→ GIVEN EXERCISE: Read the records and gather each line that includes "median".

┌──

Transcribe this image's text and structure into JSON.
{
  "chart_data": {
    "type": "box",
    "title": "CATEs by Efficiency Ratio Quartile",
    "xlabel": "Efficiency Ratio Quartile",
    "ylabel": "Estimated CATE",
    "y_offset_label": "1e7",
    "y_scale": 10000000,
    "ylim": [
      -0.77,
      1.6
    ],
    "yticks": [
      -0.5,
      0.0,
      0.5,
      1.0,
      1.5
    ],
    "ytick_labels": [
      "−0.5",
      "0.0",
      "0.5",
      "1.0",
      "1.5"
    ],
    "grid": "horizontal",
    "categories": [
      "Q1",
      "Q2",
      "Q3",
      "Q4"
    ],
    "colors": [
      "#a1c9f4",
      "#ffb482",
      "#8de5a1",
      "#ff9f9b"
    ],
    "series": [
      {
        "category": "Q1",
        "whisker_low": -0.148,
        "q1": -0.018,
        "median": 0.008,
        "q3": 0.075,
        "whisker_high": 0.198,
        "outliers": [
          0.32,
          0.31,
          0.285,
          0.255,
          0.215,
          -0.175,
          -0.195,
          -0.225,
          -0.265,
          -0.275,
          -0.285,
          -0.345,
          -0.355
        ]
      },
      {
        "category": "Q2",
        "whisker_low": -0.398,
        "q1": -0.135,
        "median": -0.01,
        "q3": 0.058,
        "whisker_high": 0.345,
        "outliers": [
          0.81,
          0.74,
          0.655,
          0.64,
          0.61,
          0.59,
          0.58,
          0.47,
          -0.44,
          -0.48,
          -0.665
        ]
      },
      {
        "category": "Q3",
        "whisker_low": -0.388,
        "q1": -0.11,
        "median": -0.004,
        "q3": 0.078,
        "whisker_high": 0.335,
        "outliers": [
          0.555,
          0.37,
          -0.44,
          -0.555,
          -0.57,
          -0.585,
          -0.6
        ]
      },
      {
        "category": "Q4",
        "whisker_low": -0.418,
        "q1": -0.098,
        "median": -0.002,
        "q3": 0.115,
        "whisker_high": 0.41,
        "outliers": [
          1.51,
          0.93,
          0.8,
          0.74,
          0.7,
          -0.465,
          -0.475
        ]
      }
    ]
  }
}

└──

→ THE COMPLETED TASK:
        "median": 0.008,
        "median": -0.01,
        "median": -0.004,
        "median": -0.002,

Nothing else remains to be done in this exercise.